▶ [INSTRUCTION]:
Print out the entries below with no edits.

--- begin TASK MATERIAL ---

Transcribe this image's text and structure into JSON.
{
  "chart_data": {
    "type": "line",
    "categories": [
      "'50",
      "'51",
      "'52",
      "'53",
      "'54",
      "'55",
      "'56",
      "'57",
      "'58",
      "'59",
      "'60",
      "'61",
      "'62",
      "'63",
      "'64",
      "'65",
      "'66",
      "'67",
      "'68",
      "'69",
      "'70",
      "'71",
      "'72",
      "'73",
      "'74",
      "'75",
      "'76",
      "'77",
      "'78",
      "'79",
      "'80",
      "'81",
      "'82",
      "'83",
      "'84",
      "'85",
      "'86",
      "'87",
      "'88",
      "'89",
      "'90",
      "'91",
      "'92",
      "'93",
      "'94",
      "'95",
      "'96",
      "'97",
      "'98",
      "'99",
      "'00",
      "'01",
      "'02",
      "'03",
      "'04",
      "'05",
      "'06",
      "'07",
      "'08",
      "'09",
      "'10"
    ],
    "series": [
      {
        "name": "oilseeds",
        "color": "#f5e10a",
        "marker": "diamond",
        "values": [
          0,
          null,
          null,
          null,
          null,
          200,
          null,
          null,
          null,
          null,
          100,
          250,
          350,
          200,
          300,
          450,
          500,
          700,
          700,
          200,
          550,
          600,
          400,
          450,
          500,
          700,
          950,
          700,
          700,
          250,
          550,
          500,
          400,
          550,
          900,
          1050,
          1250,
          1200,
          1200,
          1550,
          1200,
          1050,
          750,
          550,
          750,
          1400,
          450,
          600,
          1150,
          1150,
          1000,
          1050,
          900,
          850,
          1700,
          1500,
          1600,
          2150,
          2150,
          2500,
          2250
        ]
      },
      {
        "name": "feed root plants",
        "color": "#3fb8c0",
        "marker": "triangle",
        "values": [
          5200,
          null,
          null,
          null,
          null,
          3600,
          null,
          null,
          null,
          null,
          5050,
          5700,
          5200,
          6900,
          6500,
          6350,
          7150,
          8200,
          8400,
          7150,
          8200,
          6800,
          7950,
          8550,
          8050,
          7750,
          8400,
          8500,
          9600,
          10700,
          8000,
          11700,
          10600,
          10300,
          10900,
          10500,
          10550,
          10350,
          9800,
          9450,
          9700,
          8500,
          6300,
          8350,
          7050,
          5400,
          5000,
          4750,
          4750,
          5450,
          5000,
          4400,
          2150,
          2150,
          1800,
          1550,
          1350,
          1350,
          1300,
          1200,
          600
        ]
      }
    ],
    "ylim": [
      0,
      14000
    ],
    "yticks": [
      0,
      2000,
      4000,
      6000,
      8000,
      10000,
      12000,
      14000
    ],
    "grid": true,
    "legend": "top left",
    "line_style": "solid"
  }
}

--- end TASK MATERIAL ---

▶ [WRITTEN SOLUTION]:
Transcribe this image's text and structure into JSON.
{
  "chart_data": {
    "type": "line",
    "categories": [
      "'50",
      "'51",
      "'52",
      "'53",
      "'54",
      "'55",
      "'56",
      "'57",
      "'58",
      "'59",
      "'60",
      "'61",
      "'62",
      "'63",
      "'64",
      "'65",
      "'66",
      "'67",
      "'68",
      "'69",
      "'70",
      "'71",
      "'72",
      "'73",
      "'74",
      "'75",
      "'76",
      "'77",
      "'78",
      "'79",
      "'80",
      "'81",
      "'82",
      "'83",
      "'84",
      "'85",
      "'86",
      "'87",
      "'88",
      "'89",
      "'90",
      "'91",
      "'92",
      "'93",
      "'94",
      "'95",
      "'96",
      "'97",
      "'98",
      "'99",
      "'00",
      "'01",
      "'02",
      "'03",
      "'04",
      "'05",
      "'06",
      "'07",
      "'08",
      "'09",
      "'10"
    ],
    "series": [
      {
        "name": "oilseeds",
        "color": "#f5e10a",
        "marker": "diamond",
        "values": [
          0,
          null,
          null,
          null,
          null,
          200,
          null,
          null,
          null,
          null,
          100,
          250,
          350,
          200,
          300,
          450,
          500,
          700,
          700,
          200,
          550,
          600,
          400,
          450,
          500,
          700,
          950,
          700,
          700,
          250,
          550,
          500,
          400,
          550,
          900,
          1050,
          1250,
          1200,
          1200,
          1550,
          1200,
          1050,
          750,
          550,
          750,
          1400,
          450,
          600,
          1150,
          1150,
          1000,
          1050,
          900,
          850,
          1700,
          1500,
          1600,
          2150,
          2150,
          2500,
          2250
        ]
      },
      {
        "name": "feed root plants",
        "color": "#3fb8c0",
        "marker": "triangle",
        "values": [
          5200,
          null,
          null,
          null,
          null,
          3600,
          null,
          null,
          null,
          null,
          5050,
          5700,
          5200,
          6900,
          6500,
          6350,
          7150,
          8200,
          8400,
          7150,
          8200,
          6800,
          7950,
          8550,
          8050,
          7750,
          8400,
          8500,
          9600,
          10700,
          8000,
          11700,
          10600,
          10300,
          10900,
          10500,
          10550,
          10350,
          9800,
          9450,
          9700,
          8500,
          6300,
          8350,
          7050,
          5400,
          5000,
          4750,
          4750,
          5450,
          5000,
          4400,
          2150,
          2150,
          1800,
          1550,
          1350,
          1350,
          1300,
          1200,
          600
        ]
      }
    ],
    "ylim": [
      0,
      14000
    ],
    "yticks": [
      0,
      2000,
      4000,
      6000,
      8000,
      10000,
      12000,
      14000
    ],
    "grid": true,
    "legend": "top left",
    "line_style": "solid"
  }
}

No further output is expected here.